• _Given task_:
Copy all the entries word for word, but omit the pictures.

— begin The data —

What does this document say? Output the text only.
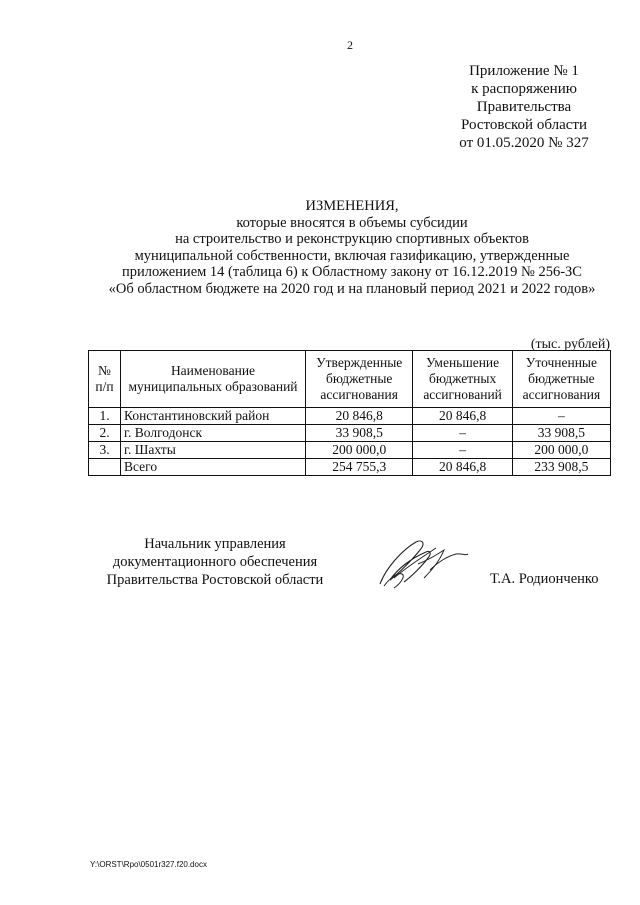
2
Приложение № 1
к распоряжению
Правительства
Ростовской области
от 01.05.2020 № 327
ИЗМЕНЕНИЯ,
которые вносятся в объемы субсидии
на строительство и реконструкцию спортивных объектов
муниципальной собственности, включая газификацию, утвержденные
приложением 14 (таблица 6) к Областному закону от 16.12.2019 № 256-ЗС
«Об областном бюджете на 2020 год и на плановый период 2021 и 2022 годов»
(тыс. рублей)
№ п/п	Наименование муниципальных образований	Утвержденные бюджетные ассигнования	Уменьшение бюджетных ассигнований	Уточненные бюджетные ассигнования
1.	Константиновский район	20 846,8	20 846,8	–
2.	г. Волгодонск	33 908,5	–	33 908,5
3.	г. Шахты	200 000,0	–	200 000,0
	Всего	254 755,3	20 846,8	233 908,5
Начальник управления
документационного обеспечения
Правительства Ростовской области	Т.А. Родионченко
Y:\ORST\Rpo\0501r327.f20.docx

— end The data —

• _Answer in full_:
What does this document say? Output the text only.
2
Приложение № 1
к распоряжению
Правительства
Ростовской области
от 01.05.2020 № 327
ИЗМЕНЕНИЯ,
которые вносятся в объемы субсидии
на строительство и реконструкцию спортивных объектов
муниципальной собственности, включая газификацию, утвержденные
приложением 14 (таблица 6) к Областному закону от 16.12.2019 № 256-ЗС
«Об областном бюджете на 2020 год и на плановый период 2021 и 2022 годов»
(тыс. рублей)
№ п/п	Наименование муниципальных образований	Утвержденные бюджетные ассигнования	Уменьшение бюджетных ассигнований	Уточненные бюджетные ассигнования
1.	Константиновский район	20 846,8	20 846,8	–
2.	г. Волгодонск	33 908,5	–	33 908,5
3.	г. Шахты	200 000,0	–	200 000,0
	Всего	254 755,3	20 846,8	233 908,5
Начальник управления
документационного обеспечения
Правительства Ростовской области	Т.А. Родионченко
Y:\ORST\Rpo\0501r327.f20.docx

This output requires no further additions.